- **SHORT PROBLEM**: Print all records exactly, leaving nothing out.

- **LISTED RECORDS**:
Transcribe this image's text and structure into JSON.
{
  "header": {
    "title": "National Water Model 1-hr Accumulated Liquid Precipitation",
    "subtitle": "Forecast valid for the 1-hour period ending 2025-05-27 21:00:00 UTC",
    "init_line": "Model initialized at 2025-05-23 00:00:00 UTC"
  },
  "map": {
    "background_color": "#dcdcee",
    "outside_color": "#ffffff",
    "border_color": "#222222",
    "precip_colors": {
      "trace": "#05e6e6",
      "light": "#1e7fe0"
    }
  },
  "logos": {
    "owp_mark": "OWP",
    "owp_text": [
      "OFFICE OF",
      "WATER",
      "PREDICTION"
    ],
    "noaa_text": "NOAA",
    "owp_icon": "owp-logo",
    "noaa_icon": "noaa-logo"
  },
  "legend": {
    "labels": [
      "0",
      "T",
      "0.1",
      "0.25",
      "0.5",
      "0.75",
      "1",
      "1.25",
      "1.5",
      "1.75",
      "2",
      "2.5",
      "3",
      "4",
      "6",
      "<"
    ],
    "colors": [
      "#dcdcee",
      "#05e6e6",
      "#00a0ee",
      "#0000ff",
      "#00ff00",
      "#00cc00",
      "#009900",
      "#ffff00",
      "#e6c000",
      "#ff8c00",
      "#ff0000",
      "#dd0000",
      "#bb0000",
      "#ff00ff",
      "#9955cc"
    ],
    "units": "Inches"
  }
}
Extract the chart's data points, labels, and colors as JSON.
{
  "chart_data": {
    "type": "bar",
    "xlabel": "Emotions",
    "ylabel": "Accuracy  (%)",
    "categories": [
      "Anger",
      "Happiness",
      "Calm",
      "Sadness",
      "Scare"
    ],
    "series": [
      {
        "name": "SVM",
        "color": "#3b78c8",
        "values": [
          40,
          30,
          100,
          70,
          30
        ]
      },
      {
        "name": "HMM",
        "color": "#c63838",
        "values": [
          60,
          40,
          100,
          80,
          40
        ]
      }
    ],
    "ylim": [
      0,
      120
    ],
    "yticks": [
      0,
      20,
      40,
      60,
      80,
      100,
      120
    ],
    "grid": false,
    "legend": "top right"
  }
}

- **EXERCISE OUTPUT**:
Transcribe this image's text and structure into JSON.
{
  "header": {
    "title": "National Water Model 1-hr Accumulated Liquid Precipitation",
    "subtitle": "Forecast valid for the 1-hour period ending 2025-05-27 21:00:00 UTC",
    "init_line": "Model initialized at 2025-05-23 00:00:00 UTC"
  },
  "map": {
    "background_color": "#dcdcee",
    "outside_color": "#ffffff",
    "border_color": "#222222",
    "precip_colors": {
      "trace": "#05e6e6",
      "light": "#1e7fe0"
    }
  },
  "logos": {
    "owp_mark": "OWP",
    "owp_text": [
      "OFFICE OF",
      "WATER",
      "PREDICTION"
    ],
    "noaa_text": "NOAA",
    "owp_icon": "owp-logo",
    "noaa_icon": "noaa-logo"
  },
  "legend": {
    "labels": [
      "0",
      "T",
      "0.1",
      "0.25",
      "0.5",
      "0.75",
      "1",
      "1.25",
      "1.5",
      "1.75",
      "2",
      "2.5",
      "3",
      "4",
      "6",
      "<"
    ],
    "colors": [
      "#dcdcee",
      "#05e6e6",
      "#00a0ee",
      "#0000ff",
      "#00ff00",
      "#00cc00",
      "#009900",
      "#ffff00",
      "#e6c000",
      "#ff8c00",
      "#ff0000",
      "#dd0000",
      "#bb0000",
      "#ff00ff",
      "#9955cc"
    ],
    "units": "Inches"
  }
}
Extract the chart's data points, labels, and colors as JSON.
{
  "chart_data": {
    "type": "bar",
    "xlabel": "Emotions",
    "ylabel": "Accuracy  (%)",
    "categories": [
      "Anger",
      "Happiness",
      "Calm",
      "Sadness",
      "Scare"
    ],
    "series": [
      {
        "name": "SVM",
        "color": "#3b78c8",
        "values": [
          40,
          30,
          100,
          70,
          30
        ]
      },
      {
        "name": "HMM",
        "color": "#c63838",
        "values": [
          60,
          40,
          100,
          80,
          40
        ]
      }
    ],
    "ylim": [
      0,
      120
    ],
    "yticks": [
      0,
      20,
      40,
      60,
      80,
      100,
      120
    ],
    "grid": false,
    "legend": "top right"
  }
}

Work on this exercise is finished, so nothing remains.